— start —

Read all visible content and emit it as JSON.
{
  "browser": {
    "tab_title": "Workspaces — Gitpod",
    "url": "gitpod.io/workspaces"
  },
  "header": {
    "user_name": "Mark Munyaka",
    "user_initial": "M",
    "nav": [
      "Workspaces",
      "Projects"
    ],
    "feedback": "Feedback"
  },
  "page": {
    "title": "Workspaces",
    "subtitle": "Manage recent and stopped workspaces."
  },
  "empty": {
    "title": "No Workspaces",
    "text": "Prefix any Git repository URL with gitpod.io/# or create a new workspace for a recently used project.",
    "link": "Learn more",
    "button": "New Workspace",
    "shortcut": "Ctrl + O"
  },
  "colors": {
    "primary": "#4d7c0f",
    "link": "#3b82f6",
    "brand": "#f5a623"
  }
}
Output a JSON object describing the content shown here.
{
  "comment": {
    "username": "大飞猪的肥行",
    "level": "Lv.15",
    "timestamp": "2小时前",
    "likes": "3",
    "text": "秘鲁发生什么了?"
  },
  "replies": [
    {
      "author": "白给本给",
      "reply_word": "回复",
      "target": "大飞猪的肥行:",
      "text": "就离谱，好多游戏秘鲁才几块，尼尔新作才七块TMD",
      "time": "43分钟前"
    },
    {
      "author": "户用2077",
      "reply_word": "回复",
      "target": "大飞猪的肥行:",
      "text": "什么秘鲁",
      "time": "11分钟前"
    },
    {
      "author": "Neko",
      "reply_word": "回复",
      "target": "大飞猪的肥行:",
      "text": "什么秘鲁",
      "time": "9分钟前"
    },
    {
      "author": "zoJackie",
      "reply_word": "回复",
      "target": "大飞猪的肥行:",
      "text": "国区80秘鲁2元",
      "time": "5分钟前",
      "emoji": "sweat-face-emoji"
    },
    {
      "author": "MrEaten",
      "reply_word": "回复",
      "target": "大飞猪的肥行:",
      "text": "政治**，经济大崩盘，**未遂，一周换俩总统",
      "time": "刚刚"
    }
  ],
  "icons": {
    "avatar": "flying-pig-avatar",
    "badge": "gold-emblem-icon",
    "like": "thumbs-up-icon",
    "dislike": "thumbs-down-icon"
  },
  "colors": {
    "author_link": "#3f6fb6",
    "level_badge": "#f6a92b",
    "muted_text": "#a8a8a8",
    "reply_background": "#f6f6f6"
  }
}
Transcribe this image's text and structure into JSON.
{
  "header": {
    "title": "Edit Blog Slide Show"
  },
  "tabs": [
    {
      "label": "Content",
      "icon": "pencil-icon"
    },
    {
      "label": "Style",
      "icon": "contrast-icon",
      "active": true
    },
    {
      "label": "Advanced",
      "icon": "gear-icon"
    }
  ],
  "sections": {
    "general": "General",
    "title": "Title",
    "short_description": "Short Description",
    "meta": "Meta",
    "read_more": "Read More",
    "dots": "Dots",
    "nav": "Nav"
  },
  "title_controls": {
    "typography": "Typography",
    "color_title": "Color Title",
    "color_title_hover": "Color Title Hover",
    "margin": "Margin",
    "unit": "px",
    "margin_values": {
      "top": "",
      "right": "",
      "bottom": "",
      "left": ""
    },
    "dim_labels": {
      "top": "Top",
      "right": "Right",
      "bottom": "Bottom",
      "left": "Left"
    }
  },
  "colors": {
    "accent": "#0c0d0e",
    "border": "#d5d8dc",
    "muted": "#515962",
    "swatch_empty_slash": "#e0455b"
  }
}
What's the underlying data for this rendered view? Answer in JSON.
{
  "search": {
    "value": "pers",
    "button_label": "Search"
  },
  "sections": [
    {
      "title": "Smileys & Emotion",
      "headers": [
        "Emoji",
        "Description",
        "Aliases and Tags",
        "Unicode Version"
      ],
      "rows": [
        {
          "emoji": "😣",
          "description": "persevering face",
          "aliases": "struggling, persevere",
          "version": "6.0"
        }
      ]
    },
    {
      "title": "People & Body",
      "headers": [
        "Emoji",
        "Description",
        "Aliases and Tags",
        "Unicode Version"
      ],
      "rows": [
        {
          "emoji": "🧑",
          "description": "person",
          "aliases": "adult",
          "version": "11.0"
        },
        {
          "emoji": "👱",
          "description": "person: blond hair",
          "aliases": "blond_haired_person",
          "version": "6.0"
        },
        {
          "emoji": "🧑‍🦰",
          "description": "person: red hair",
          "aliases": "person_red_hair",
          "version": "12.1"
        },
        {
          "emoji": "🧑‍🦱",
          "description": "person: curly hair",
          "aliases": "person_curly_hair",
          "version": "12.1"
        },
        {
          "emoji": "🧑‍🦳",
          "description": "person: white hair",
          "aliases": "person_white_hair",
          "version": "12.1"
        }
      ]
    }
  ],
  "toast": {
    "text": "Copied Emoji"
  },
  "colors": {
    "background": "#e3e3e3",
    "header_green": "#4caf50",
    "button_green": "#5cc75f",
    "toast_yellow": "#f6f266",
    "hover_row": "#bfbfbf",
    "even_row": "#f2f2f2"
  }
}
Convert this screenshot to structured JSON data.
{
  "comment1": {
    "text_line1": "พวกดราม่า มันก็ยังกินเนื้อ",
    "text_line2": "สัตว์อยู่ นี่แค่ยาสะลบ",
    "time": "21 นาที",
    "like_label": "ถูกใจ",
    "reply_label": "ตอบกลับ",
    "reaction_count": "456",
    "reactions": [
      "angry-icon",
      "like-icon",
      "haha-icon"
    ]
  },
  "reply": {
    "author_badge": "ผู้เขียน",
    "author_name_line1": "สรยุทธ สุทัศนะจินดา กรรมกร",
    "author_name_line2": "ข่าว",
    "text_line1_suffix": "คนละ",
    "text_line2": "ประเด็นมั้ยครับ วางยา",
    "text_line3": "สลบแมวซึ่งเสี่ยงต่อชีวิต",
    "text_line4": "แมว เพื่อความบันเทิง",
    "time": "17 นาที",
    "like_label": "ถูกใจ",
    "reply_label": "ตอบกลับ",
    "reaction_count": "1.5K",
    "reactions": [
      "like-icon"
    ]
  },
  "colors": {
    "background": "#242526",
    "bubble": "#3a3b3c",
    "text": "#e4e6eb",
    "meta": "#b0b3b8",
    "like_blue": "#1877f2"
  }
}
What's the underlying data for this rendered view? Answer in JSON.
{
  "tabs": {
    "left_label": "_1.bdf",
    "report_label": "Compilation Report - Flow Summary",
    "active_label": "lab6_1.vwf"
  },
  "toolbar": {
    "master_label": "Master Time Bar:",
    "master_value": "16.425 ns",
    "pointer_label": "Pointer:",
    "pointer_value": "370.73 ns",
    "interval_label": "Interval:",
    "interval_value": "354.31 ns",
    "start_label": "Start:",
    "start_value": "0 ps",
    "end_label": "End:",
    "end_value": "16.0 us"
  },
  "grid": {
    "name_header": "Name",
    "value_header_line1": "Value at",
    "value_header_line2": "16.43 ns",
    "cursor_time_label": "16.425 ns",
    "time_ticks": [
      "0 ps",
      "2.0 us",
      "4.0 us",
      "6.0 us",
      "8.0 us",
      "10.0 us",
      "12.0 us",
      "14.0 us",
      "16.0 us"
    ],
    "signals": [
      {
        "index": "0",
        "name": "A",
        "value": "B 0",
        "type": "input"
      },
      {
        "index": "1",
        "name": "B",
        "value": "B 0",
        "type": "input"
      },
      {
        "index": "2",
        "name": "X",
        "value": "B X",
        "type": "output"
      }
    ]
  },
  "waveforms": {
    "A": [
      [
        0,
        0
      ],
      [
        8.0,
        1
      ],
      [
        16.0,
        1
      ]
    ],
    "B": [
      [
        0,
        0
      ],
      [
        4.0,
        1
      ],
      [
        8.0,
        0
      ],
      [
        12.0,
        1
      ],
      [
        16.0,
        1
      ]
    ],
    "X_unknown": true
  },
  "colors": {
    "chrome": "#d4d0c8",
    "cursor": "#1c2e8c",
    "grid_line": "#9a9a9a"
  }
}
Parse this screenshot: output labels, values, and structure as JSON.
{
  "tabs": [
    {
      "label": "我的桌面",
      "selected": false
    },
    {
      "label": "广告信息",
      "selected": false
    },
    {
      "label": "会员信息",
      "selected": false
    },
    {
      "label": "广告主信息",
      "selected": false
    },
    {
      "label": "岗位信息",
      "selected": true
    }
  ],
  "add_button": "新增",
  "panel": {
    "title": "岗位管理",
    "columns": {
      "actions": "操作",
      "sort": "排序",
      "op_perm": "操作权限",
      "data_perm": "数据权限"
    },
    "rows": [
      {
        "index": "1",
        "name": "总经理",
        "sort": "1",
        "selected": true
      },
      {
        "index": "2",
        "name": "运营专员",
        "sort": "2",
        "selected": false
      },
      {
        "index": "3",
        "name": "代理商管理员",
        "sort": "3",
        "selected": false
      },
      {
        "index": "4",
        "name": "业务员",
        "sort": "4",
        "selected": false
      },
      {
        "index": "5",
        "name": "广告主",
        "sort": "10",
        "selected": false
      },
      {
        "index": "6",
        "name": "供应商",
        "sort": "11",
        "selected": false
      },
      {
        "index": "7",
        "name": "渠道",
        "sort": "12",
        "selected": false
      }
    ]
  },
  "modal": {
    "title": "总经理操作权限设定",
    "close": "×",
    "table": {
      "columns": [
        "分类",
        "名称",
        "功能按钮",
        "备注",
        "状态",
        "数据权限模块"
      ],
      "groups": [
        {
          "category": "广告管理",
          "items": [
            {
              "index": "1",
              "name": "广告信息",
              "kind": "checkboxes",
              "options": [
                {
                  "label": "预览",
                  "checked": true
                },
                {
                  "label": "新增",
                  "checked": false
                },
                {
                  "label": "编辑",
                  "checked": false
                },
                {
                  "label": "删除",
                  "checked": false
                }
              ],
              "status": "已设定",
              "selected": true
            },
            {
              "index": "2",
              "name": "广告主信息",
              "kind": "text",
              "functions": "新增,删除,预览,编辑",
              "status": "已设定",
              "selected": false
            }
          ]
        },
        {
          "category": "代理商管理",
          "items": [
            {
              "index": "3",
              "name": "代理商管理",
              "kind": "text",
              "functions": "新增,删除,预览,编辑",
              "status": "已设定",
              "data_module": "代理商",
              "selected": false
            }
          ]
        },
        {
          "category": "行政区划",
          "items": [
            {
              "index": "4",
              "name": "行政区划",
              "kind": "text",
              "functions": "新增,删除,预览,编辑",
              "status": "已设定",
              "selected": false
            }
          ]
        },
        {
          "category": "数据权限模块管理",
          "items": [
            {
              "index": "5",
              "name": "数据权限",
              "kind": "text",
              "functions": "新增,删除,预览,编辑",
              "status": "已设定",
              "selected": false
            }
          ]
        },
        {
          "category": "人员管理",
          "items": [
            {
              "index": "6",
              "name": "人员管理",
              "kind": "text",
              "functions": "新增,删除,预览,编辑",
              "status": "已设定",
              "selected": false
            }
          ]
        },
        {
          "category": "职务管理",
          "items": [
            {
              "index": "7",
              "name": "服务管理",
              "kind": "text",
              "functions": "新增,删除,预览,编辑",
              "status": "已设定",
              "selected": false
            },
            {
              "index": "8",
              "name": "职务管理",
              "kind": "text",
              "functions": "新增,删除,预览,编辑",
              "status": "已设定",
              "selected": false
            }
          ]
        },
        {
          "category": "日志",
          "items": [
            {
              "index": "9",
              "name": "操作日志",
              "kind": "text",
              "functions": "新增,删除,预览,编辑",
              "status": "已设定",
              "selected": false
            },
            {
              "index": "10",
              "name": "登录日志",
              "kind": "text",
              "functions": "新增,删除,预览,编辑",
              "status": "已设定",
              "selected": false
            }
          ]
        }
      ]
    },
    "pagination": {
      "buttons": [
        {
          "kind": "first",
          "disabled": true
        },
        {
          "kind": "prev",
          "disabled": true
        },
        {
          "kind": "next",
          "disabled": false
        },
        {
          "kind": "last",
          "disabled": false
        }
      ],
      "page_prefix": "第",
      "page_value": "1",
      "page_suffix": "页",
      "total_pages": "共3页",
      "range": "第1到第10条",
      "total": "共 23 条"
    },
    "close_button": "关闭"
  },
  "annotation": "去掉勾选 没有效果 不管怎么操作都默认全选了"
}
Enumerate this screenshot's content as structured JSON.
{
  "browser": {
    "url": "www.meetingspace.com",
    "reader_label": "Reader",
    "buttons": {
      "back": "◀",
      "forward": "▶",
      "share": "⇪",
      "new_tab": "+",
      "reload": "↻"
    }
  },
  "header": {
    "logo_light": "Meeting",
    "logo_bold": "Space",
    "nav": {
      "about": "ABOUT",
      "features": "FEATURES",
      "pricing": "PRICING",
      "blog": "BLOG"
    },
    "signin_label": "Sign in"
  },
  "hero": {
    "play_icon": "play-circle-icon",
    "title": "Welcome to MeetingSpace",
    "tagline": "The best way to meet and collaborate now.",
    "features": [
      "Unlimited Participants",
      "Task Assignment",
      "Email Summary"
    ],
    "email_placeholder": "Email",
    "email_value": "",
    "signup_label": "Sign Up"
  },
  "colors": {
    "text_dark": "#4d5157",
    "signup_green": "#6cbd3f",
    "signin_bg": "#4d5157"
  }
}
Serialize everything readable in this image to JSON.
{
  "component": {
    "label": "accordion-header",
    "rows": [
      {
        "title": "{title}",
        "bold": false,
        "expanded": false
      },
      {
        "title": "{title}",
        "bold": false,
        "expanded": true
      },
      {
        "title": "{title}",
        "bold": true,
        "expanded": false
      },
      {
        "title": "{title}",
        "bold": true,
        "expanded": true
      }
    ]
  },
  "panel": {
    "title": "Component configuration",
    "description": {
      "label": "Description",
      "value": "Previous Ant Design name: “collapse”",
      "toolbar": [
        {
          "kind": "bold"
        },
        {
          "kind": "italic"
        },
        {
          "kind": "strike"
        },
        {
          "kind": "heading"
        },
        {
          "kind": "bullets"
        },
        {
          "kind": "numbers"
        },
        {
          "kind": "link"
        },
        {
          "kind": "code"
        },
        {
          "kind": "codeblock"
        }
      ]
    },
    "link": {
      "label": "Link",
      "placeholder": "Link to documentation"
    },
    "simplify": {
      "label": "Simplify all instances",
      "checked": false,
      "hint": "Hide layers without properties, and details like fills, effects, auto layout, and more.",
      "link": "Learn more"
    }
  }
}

— end —

#### What you are asked to do:
Report how many lines in the entries hold the string "face". Nothing but the number is wanted.

#### Final result:
2